Instruction -
Each line containing the word "Shopping" should be found and copied.

Stored data
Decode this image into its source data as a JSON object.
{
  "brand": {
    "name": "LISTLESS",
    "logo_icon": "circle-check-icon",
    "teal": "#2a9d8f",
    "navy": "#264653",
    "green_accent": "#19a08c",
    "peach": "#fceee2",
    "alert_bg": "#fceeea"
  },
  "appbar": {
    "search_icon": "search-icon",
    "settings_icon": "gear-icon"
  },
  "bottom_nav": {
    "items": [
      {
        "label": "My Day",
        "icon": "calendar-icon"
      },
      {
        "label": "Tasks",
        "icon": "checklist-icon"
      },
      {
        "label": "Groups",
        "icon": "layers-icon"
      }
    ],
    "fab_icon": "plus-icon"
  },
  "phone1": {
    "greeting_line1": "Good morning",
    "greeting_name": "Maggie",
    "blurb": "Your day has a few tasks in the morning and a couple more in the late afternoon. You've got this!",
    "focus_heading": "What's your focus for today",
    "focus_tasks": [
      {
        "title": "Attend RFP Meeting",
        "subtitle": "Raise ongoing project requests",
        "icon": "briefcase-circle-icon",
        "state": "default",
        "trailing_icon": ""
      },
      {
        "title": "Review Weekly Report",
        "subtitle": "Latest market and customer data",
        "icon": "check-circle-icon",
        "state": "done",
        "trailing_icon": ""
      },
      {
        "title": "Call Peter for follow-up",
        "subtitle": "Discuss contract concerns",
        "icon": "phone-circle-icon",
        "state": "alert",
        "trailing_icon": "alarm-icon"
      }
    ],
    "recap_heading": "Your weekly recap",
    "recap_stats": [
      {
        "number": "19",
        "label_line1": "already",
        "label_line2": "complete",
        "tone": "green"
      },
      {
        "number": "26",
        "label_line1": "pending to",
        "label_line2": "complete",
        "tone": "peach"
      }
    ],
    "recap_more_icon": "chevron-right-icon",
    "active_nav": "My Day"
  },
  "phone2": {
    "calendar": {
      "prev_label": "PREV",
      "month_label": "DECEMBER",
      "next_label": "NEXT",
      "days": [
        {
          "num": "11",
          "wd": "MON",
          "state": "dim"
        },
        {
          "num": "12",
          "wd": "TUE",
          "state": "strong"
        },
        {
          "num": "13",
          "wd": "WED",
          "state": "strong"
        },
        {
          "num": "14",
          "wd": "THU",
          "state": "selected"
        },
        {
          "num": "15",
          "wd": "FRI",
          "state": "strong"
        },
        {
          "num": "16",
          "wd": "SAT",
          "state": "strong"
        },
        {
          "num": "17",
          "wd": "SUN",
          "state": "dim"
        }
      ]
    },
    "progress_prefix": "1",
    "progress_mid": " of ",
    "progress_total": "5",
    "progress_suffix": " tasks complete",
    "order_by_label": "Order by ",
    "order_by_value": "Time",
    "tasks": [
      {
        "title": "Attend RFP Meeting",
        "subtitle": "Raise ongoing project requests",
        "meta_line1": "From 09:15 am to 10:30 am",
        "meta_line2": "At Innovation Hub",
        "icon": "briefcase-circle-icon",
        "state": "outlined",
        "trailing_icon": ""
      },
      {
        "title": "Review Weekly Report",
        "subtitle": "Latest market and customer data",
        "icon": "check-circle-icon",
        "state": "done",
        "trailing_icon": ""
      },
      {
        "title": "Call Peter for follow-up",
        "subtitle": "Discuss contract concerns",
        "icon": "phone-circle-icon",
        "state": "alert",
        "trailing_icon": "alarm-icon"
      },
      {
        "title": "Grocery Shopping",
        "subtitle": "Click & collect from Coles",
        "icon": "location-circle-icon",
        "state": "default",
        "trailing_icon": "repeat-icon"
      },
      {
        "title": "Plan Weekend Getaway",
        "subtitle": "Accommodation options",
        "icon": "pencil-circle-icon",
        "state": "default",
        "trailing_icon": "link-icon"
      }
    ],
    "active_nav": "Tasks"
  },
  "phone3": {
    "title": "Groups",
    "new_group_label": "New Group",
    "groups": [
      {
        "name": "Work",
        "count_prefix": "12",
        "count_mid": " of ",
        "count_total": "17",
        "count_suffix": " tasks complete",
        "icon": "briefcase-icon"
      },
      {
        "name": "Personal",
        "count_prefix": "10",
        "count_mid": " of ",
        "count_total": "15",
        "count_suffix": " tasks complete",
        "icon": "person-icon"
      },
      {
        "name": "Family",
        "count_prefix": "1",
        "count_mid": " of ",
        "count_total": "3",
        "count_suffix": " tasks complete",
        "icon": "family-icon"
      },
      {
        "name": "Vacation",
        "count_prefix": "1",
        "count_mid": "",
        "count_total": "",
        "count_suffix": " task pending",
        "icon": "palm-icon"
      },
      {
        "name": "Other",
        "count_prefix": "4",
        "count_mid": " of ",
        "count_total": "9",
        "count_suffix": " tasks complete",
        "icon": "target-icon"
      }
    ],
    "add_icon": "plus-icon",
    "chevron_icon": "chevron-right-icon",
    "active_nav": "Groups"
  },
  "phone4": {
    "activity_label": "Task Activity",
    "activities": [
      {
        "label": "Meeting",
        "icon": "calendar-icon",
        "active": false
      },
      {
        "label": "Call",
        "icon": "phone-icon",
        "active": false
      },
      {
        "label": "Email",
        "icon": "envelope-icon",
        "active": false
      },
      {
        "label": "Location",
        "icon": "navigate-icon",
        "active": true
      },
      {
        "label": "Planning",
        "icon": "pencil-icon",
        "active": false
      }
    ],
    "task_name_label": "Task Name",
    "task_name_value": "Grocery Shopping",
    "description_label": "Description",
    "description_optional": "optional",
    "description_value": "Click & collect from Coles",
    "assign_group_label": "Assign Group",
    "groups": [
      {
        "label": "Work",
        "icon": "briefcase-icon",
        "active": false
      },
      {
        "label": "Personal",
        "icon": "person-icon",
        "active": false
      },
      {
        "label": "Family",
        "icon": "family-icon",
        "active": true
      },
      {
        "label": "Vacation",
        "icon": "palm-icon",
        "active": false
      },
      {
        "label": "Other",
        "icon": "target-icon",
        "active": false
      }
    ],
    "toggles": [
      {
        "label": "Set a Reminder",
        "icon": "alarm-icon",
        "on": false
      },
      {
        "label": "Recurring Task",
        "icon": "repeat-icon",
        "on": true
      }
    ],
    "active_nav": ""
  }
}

Exercise output -
        "title": "Grocery Shopping",
    "task_name_value": "Grocery Shopping",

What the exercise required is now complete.